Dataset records
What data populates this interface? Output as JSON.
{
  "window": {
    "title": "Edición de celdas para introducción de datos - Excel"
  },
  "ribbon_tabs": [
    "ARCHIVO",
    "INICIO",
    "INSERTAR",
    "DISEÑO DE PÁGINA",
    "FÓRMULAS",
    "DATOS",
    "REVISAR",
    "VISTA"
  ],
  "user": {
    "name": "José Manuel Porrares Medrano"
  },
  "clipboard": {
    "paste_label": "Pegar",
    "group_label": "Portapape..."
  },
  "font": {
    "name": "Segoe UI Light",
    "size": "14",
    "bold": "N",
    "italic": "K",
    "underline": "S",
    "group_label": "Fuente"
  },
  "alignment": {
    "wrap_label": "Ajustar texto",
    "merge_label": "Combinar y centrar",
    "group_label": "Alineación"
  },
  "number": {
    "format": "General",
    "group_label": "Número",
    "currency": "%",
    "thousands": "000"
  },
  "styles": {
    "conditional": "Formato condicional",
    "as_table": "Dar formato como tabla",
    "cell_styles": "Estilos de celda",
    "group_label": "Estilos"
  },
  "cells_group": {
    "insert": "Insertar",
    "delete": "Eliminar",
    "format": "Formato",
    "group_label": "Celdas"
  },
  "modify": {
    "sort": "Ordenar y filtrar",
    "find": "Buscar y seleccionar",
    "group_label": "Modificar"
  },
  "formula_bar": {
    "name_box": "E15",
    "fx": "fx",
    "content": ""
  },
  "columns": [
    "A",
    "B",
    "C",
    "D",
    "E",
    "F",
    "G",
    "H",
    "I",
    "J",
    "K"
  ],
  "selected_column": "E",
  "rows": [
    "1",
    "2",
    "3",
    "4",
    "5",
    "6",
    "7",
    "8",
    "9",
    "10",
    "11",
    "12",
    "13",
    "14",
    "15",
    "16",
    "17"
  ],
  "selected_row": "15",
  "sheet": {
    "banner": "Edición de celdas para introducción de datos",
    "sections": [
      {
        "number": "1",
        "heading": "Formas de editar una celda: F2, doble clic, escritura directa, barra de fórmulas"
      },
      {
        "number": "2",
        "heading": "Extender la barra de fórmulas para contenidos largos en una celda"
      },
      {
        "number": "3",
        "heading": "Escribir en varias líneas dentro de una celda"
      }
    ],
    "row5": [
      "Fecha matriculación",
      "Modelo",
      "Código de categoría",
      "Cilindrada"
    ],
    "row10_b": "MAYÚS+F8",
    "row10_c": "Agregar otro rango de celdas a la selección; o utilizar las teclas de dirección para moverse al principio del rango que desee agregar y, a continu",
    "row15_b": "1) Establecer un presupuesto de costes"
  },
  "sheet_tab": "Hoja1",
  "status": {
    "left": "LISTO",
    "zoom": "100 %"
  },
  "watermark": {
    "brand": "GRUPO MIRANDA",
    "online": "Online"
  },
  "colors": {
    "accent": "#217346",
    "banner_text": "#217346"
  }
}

**Written problem**
Each record should come back exactly as written.

**The result**
What data populates this interface? Output as JSON.
{
  "window": {
    "title": "Edición de celdas para introducción de datos - Excel"
  },
  "ribbon_tabs": [
    "ARCHIVO",
    "INICIO",
    "INSERTAR",
    "DISEÑO DE PÁGINA",
    "FÓRMULAS",
    "DATOS",
    "REVISAR",
    "VISTA"
  ],
  "user": {
    "name": "José Manuel Porrares Medrano"
  },
  "clipboard": {
    "paste_label": "Pegar",
    "group_label": "Portapape..."
  },
  "font": {
    "name": "Segoe UI Light",
    "size": "14",
    "bold": "N",
    "italic": "K",
    "underline": "S",
    "group_label": "Fuente"
  },
  "alignment": {
    "wrap_label": "Ajustar texto",
    "merge_label": "Combinar y centrar",
    "group_label": "Alineación"
  },
  "number": {
    "format": "General",
    "group_label": "Número",
    "currency": "%",
    "thousands": "000"
  },
  "styles": {
    "conditional": "Formato condicional",
    "as_table": "Dar formato como tabla",
    "cell_styles": "Estilos de celda",
    "group_label": "Estilos"
  },
  "cells_group": {
    "insert": "Insertar",
    "delete": "Eliminar",
    "format": "Formato",
    "group_label": "Celdas"
  },
  "modify": {
    "sort": "Ordenar y filtrar",
    "find": "Buscar y seleccionar",
    "group_label": "Modificar"
  },
  "formula_bar": {
    "name_box": "E15",
    "fx": "fx",
    "content": ""
  },
  "columns": [
    "A",
    "B",
    "C",
    "D",
    "E",
    "F",
    "G",
    "H",
    "I",
    "J",
    "K"
  ],
  "selected_column": "E",
  "rows": [
    "1",
    "2",
    "3",
    "4",
    "5",
    "6",
    "7",
    "8",
    "9",
    "10",
    "11",
    "12",
    "13",
    "14",
    "15",
    "16",
    "17"
  ],
  "selected_row": "15",
  "sheet": {
    "banner": "Edición de celdas para introducción de datos",
    "sections": [
      {
        "number": "1",
        "heading": "Formas de editar una celda: F2, doble clic, escritura directa, barra de fórmulas"
      },
      {
        "number": "2",
        "heading": "Extender la barra de fórmulas para contenidos largos en una celda"
      },
      {
        "number": "3",
        "heading": "Escribir en varias líneas dentro de una celda"
      }
    ],
    "row5": [
      "Fecha matriculación",
      "Modelo",
      "Código de categoría",
      "Cilindrada"
    ],
    "row10_b": "MAYÚS+F8",
    "row10_c": "Agregar otro rango de celdas a la selección; o utilizar las teclas de dirección para moverse al principio del rango que desee agregar y, a continu",
    "row15_b": "1) Establecer un presupuesto de costes"
  },
  "sheet_tab": "Hoja1",
  "status": {
    "left": "LISTO",
    "zoom": "100 %"
  },
  "watermark": {
    "brand": "GRUPO MIRANDA",
    "online": "Online"
  },
  "colors": {
    "accent": "#217346",
    "banner_text": "#217346"
  }
}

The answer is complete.